___ Records for this task
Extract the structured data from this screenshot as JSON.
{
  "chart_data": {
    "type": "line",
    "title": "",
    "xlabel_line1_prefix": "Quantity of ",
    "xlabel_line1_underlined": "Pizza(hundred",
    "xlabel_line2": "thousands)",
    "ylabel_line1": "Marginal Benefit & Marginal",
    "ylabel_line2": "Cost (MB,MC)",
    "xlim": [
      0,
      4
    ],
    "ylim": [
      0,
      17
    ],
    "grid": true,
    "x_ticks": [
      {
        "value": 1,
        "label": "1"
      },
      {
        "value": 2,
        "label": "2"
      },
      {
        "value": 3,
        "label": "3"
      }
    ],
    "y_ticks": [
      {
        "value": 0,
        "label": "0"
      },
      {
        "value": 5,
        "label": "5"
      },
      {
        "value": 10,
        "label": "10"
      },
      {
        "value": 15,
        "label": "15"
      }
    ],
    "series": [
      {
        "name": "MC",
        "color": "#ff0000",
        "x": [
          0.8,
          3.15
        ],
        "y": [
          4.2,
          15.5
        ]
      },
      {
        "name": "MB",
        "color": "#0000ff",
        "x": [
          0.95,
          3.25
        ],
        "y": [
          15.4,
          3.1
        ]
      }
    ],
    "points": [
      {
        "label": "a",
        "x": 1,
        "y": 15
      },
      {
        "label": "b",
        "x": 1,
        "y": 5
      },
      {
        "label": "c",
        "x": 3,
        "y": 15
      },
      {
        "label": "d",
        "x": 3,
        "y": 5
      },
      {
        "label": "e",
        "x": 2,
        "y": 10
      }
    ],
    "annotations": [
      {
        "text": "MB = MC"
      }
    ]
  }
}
______
* [What you should do]: Count each line of the data where the word "value" appears, then reply with the total only.

* [Response]: 7